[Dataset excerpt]
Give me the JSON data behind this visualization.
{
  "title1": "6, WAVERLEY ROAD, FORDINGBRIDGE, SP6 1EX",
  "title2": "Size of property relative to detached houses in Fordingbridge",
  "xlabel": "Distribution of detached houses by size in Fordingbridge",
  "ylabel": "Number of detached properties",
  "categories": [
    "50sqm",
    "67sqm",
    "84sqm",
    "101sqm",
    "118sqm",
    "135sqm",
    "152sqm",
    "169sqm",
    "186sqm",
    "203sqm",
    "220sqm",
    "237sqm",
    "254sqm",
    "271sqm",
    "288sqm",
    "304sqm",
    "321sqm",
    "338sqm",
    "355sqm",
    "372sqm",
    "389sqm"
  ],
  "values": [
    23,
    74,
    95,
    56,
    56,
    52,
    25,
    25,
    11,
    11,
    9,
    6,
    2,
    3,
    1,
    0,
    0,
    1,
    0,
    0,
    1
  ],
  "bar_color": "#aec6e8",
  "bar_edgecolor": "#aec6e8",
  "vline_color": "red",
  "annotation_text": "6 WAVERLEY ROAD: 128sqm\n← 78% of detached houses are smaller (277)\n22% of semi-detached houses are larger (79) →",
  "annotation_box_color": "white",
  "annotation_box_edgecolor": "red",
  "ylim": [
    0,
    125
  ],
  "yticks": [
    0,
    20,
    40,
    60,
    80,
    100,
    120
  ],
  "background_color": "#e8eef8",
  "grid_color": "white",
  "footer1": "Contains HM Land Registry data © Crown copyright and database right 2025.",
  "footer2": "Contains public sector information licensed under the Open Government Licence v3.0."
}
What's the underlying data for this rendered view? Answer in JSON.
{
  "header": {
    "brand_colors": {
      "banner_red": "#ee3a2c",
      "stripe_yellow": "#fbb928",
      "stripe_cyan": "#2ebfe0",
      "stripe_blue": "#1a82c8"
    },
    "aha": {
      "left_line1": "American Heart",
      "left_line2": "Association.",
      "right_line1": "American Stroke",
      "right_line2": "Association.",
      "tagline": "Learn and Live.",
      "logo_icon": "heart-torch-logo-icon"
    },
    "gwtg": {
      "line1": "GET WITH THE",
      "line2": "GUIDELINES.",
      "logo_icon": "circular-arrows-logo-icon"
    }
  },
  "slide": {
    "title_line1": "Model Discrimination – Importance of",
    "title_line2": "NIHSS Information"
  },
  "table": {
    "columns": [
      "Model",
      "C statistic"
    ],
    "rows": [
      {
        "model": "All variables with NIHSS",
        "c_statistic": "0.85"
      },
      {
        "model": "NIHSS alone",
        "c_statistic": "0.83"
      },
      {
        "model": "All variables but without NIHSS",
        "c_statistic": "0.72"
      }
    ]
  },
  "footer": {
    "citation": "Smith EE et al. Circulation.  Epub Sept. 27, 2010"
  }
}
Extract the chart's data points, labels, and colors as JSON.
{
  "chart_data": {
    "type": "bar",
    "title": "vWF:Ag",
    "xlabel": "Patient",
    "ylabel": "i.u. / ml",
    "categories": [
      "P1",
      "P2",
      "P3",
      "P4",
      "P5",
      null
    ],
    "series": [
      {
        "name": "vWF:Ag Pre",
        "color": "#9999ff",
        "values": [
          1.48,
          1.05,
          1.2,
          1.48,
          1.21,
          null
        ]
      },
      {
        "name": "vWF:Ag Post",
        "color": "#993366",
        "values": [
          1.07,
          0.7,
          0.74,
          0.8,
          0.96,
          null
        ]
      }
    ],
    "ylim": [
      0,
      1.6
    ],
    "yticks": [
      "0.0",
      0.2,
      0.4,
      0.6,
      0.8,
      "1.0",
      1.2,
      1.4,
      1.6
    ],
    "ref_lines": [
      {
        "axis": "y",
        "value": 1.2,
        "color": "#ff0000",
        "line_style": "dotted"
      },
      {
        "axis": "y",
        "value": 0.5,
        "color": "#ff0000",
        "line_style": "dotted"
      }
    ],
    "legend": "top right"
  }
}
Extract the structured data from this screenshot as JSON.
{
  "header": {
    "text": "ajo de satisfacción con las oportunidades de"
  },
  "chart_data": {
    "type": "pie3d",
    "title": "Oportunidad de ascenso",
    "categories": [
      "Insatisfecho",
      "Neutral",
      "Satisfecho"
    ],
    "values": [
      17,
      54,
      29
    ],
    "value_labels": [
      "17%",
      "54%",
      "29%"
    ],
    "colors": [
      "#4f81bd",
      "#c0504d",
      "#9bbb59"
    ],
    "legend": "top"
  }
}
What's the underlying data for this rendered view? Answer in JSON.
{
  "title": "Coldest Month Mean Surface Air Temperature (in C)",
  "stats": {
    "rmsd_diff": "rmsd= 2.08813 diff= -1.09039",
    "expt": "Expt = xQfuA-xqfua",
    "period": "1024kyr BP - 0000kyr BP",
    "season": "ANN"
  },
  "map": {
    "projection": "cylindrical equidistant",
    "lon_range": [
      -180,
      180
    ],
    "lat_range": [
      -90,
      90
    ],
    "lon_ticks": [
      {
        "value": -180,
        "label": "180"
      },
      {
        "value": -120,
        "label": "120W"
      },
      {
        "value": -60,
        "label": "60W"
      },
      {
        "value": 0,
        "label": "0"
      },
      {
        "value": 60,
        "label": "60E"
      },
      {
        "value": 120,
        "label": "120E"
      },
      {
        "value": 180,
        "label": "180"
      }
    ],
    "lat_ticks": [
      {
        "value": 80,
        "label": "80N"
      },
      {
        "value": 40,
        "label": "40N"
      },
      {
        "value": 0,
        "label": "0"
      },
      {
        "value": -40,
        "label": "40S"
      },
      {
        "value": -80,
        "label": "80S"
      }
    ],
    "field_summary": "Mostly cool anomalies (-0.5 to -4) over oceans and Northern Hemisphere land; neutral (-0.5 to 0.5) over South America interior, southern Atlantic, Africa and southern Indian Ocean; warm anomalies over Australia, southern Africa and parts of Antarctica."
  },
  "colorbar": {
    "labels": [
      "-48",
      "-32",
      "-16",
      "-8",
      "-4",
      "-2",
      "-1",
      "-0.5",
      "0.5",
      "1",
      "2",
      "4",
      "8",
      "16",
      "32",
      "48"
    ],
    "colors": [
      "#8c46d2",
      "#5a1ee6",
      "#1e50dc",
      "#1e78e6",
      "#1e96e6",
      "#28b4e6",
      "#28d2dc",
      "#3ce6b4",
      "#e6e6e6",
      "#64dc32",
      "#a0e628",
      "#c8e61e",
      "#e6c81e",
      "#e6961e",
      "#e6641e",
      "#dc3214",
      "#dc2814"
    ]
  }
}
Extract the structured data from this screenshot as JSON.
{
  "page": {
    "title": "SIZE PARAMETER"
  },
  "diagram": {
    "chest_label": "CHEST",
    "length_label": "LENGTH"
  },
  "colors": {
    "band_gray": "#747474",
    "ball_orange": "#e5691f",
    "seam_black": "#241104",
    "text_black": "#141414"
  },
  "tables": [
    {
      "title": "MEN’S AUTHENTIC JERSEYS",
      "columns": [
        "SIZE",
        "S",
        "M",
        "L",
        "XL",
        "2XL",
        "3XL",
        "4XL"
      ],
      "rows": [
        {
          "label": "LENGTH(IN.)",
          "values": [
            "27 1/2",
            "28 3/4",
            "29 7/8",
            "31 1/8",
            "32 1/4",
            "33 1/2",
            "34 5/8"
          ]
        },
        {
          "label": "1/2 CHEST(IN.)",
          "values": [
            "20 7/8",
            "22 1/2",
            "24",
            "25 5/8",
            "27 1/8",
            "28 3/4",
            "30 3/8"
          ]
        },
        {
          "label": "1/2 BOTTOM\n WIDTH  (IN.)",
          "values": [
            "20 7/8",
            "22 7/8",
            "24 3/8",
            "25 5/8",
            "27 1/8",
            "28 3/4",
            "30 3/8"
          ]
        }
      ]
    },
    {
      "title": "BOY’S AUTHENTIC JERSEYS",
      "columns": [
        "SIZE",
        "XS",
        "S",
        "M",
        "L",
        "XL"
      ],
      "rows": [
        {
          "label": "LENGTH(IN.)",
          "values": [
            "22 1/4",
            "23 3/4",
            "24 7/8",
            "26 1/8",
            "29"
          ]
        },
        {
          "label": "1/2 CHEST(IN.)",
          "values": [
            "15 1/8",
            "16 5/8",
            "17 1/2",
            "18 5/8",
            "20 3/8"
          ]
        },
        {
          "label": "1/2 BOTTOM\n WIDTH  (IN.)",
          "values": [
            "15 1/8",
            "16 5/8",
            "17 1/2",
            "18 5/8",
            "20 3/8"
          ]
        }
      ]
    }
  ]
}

**What the task asks**. Read through the entries and copy every line that includes "detached".

**Reply**.
  "title2": "Size of property relative to detached houses in Fordingbridge",
  "xlabel": "Distribution of detached houses by size in Fordingbridge",
  "ylabel": "Number of detached properties",
  "annotation_text": "6 WAVERLEY ROAD: 128sqm\n← 78% of detached houses are smaller (277)\n22% of semi-detached houses are larger (79) →",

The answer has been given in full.